### Exercise prompt
Can you output the material exactly as written, minus any pictures it holds?

### Working data
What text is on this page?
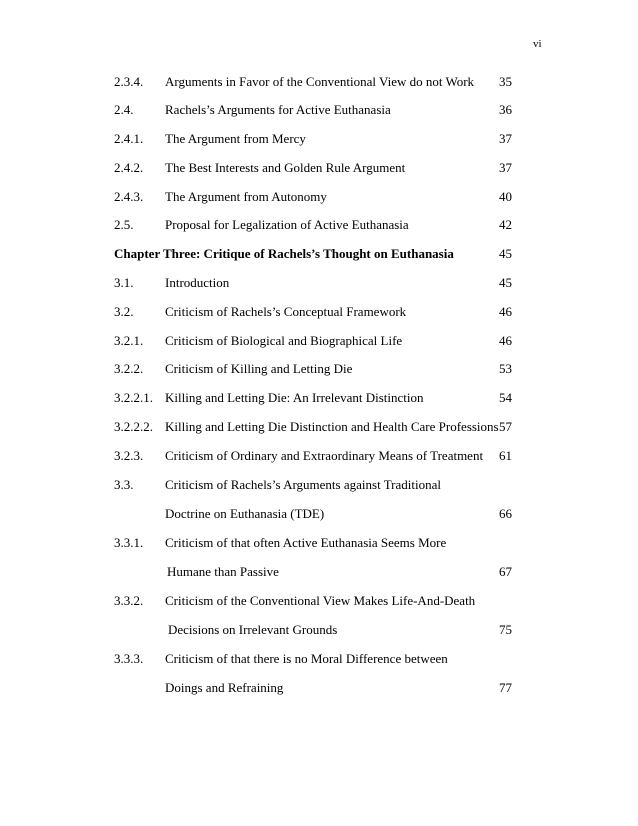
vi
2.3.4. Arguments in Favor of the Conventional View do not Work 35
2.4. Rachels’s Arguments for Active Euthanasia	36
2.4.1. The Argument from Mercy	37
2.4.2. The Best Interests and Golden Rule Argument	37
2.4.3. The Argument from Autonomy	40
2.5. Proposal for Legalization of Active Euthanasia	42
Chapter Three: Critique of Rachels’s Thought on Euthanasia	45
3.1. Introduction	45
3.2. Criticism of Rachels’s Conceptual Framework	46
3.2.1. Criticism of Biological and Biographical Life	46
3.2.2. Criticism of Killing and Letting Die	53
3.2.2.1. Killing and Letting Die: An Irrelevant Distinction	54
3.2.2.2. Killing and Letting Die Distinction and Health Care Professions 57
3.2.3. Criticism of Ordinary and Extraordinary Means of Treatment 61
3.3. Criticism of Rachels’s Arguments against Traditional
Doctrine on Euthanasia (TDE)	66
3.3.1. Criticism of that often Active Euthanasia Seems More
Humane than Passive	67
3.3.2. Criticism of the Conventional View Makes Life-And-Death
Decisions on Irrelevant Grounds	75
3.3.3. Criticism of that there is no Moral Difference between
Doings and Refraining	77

### Expected output
What text is on this page?
vi
2.3.4. Arguments in Favor of the Conventional View do not Work 35
2.4. Rachels’s Arguments for Active Euthanasia	36
2.4.1. The Argument from Mercy	37
2.4.2. The Best Interests and Golden Rule Argument	37
2.4.3. The Argument from Autonomy	40
2.5. Proposal for Legalization of Active Euthanasia	42
Chapter Three: Critique of Rachels’s Thought on Euthanasia	45
3.1. Introduction	45
3.2. Criticism of Rachels’s Conceptual Framework	46
3.2.1. Criticism of Biological and Biographical Life	46
3.2.2. Criticism of Killing and Letting Die	53
3.2.2.1. Killing and Letting Die: An Irrelevant Distinction	54
3.2.2.2. Killing and Letting Die Distinction and Health Care Professions 57
3.2.3. Criticism of Ordinary and Extraordinary Means of Treatment 61
3.3. Criticism of Rachels’s Arguments against Traditional
Doctrine on Euthanasia (TDE)	66
3.3.1. Criticism of that often Active Euthanasia Seems More
Humane than Passive	67
3.3.2. Criticism of the Conventional View Makes Life-And-Death
Decisions on Irrelevant Grounds	75
3.3.3. Criticism of that there is no Moral Difference between
Doings and Refraining	77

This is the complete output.